[Material provided]
________________________
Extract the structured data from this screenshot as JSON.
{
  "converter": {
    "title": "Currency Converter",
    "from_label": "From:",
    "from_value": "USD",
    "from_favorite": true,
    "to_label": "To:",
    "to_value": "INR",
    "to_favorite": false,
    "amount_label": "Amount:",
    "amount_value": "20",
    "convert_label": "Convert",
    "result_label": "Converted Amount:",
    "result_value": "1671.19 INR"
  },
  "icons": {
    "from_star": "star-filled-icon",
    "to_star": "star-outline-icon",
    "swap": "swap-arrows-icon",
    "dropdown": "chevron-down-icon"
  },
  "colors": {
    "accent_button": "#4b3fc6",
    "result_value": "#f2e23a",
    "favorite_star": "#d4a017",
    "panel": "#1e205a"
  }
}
________________________
[Stated goal] Output each record exactly, leaving nothing out.

[Output of the exercise]
Extract the structured data from this screenshot as JSON.
{
  "converter": {
    "title": "Currency Converter",
    "from_label": "From:",
    "from_value": "USD",
    "from_favorite": true,
    "to_label": "To:",
    "to_value": "INR",
    "to_favorite": false,
    "amount_label": "Amount:",
    "amount_value": "20",
    "convert_label": "Convert",
    "result_label": "Converted Amount:",
    "result_value": "1671.19 INR"
  },
  "icons": {
    "from_star": "star-filled-icon",
    "to_star": "star-outline-icon",
    "swap": "swap-arrows-icon",
    "dropdown": "chevron-down-icon"
  },
  "colors": {
    "accent_button": "#4b3fc6",
    "result_value": "#f2e23a",
    "favorite_star": "#d4a017",
    "panel": "#1e205a"
  }
}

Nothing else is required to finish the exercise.